-- begin EXTRACT PROVIDED --
06 November 2020
More monsters, more magic, more everything
Varied and exciting monsters have always been the fuel that fires Pathfinder’s combat-heavy gameplay, and the release of the Bestiary 2 certainly lines up an absolute mountain of stat blocks, background notes and slick illustrations to keep both your campaign and imagination burning through the night.
In terms of raw numbers, the thoroughly chunky book promises to bring more than 350 new creatures to your table, spread pretty evenly across the game’s potential levels of play. That’s about it in terms of actual content – don’t expect new rules or character options here – but it’s still rather an impressive feat when you consider the detail of many of its entries, which delve deeply into questions of lore and potential plot hooks.
And for some folks that simple statistic is probably enough to sell them on the book. Adventurers always need more monsters to slay, after all, and the clever designs of creatures like the half-plant, half-draconic Zomok should help to keep combat fresh and exciting. After all, who among us can say they don’t relish the idea of taking on a flying monster that can swallow the party whole and then teleport away at will?
-- end EXTRACT PROVIDED --
* **WRITTEN REQUEST 1**
From the rows, pull out the lines starting at the one containing "social-icon[interactable] <box>345 17" and ending at the one containing "chair <box>460 166 470 190</box>", copying each exactly.
The Pathfinder article and the rows that follow it are unrelated material.
-- begin SOURCE RECORDS --
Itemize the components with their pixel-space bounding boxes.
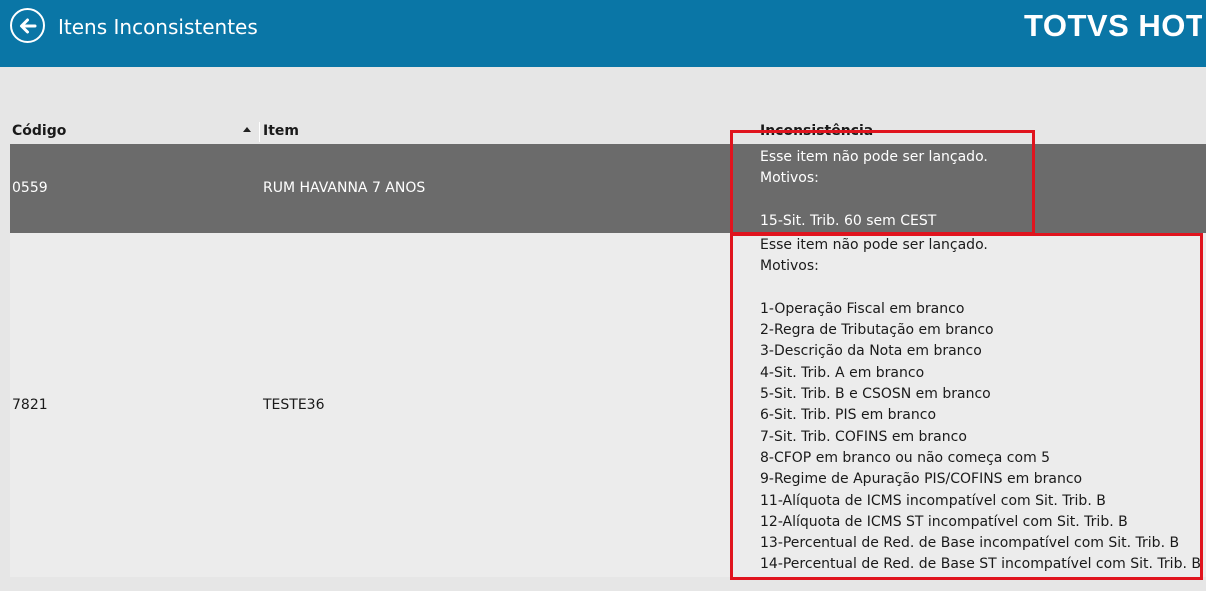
brand-logo: TOTVS HOTÉIS (1024, 8, 1202, 43)
page-title: Itens Inconsistentes (58, 15, 258, 39)
sort-ascending-icon (243, 127, 251, 132)
table-row[interactable]: 7821 TESTE36 Esse item não pode ser lanç… (10, 233, 1206, 577)
table-header: Código Item Inconsistência (0, 120, 1206, 144)
cell-item: TESTE36 (263, 397, 325, 413)
column-header-codigo[interactable]: Código (12, 123, 66, 139)
cell-codigo: 0559 (12, 180, 48, 196)
column-header-item[interactable]: Item (263, 123, 299, 139)
cell-codigo: 7821 (12, 397, 48, 413)
app-header: Itens Inconsistentes TOTVS HOTÉIS (0, 0, 1206, 67)
column-header-inconsistencia[interactable]: Inconsistência (760, 123, 873, 139)
table-row[interactable]: 0559 RUM HAVANNA 7 ANOS Esse item não po… (10, 144, 1206, 233)
column-separator[interactable] (259, 122, 260, 142)
arrow-left-circle-icon (19, 18, 36, 33)
back-button[interactable] (10, 8, 45, 43)
cell-inconsistencia: Esse item não pode ser lançado. Motivos:… (760, 149, 988, 229)
cell-inconsistencia: Esse item não pode ser lançado. Motivos:… (760, 237, 1201, 573)
cell-item: RUM HAVANNA 7 ANOS (263, 180, 426, 196)
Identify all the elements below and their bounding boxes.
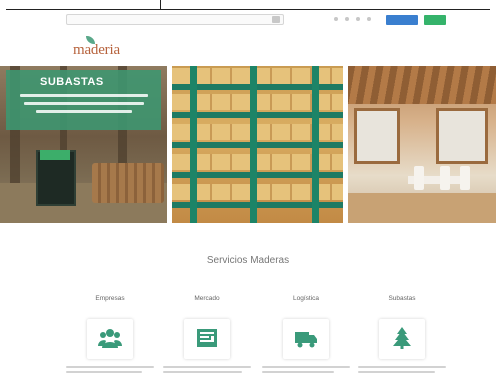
social-icon[interactable] <box>345 17 349 21</box>
rack-beam <box>190 66 197 223</box>
utility-bar <box>0 12 496 28</box>
search-icon[interactable] <box>272 16 280 23</box>
hero-panel-lumber[interactable] <box>172 66 343 223</box>
chair <box>440 166 450 190</box>
chair <box>460 166 470 190</box>
service-card-logistica[interactable]: Logística <box>256 295 356 387</box>
hero-banner: SUBASTAS <box>0 66 496 223</box>
service-label: Logística <box>292 295 320 302</box>
log-pile <box>92 163 164 203</box>
services-section: Empresas Mercado Logística Subastas <box>0 295 496 387</box>
top-frame-divider <box>160 0 161 10</box>
service-description <box>66 366 154 380</box>
register-button[interactable] <box>424 15 446 25</box>
wood-ceiling <box>348 66 496 104</box>
tree-icon <box>393 327 411 349</box>
chair <box>414 166 424 190</box>
hero-title: SUBASTAS <box>40 76 104 88</box>
logo-text: maderia <box>73 42 120 58</box>
hero-text-line <box>24 102 144 105</box>
logo[interactable]: maderia <box>73 36 145 58</box>
service-label: Subastas <box>388 295 416 302</box>
top-frame-rule <box>6 9 490 10</box>
service-description <box>358 366 446 380</box>
search-input[interactable] <box>70 15 266 24</box>
market-icon <box>197 329 217 347</box>
site-header: maderia <box>0 30 496 66</box>
harvester-cab <box>40 150 70 160</box>
hero-panel-forest[interactable]: SUBASTAS <box>0 66 167 223</box>
service-label: Empresas <box>95 295 125 302</box>
window <box>354 108 400 164</box>
service-description <box>262 366 350 380</box>
social-links <box>334 17 371 21</box>
service-card-empresas[interactable]: Empresas <box>60 295 160 387</box>
top-frame <box>0 0 496 10</box>
hero-overlay[interactable]: SUBASTAS <box>6 70 161 130</box>
service-label: Mercado <box>194 295 220 302</box>
people-icon <box>98 329 122 348</box>
service-description <box>163 366 251 380</box>
hero-text-line <box>20 94 148 97</box>
services-title: Servicios Maderas <box>206 255 290 266</box>
hero-panel-interior[interactable] <box>348 66 496 223</box>
service-icon-box[interactable] <box>379 319 425 359</box>
window <box>436 108 488 164</box>
rack-beam <box>250 66 257 223</box>
rack-beam <box>312 66 319 223</box>
service-card-subastas[interactable]: Subastas <box>352 295 452 387</box>
service-card-mercado[interactable]: Mercado <box>157 295 257 387</box>
social-icon[interactable] <box>334 17 338 21</box>
service-icon-box[interactable] <box>87 319 133 359</box>
service-icon-box[interactable] <box>283 319 329 359</box>
social-icon[interactable] <box>367 17 371 21</box>
service-icon-box[interactable] <box>184 319 230 359</box>
search-box[interactable] <box>66 14 284 25</box>
wood-floor <box>348 193 496 223</box>
login-button[interactable] <box>386 15 418 25</box>
social-icon[interactable] <box>356 17 360 21</box>
hero-text-line <box>36 110 132 113</box>
truck-icon <box>295 332 317 348</box>
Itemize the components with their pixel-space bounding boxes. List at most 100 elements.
-- end SOURCE RECORDS --
* **WRITTEN REQUEST 2**
According to the Pathfinder article, what three things does the Bestiary 2 line up "an absolute mountain of"?

* **TASK ANSWER 1**
social-icon[interactable] <box>345 17 349 21</box>
rack-beam <box>190 66 197 223</box>
utility-bar <box>0 12 496 28</box>
search-icon[interactable] <box>272 16 280 23</box>
hero-panel-lumber[interactable] <box>172 66 343 223</box>
chair <box>440 166 450 190</box>
chair <box>460 166 470 190</box>

* **TASK ANSWER 2**
Stat blocks, background notes and slick illustrations.